Return all of the entries exactly as written.

** start Records shown **

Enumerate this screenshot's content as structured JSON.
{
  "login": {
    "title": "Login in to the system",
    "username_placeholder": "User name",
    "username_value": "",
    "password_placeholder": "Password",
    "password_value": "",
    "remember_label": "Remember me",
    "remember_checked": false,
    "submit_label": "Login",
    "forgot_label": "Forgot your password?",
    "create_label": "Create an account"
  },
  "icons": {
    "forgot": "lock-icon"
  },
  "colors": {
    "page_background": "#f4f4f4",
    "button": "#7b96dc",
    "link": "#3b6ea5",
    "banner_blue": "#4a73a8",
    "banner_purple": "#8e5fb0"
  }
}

** end Records shown **

** Exercise output **
Enumerate this screenshot's content as structured JSON.
{
  "login": {
    "title": "Login in to the system",
    "username_placeholder": "User name",
    "username_value": "",
    "password_placeholder": "Password",
    "password_value": "",
    "remember_label": "Remember me",
    "remember_checked": false,
    "submit_label": "Login",
    "forgot_label": "Forgot your password?",
    "create_label": "Create an account"
  },
  "icons": {
    "forgot": "lock-icon"
  },
  "colors": {
    "page_background": "#f4f4f4",
    "button": "#7b96dc",
    "link": "#3b6ea5",
    "banner_blue": "#4a73a8",
    "banner_purple": "#8e5fb0"
  }
}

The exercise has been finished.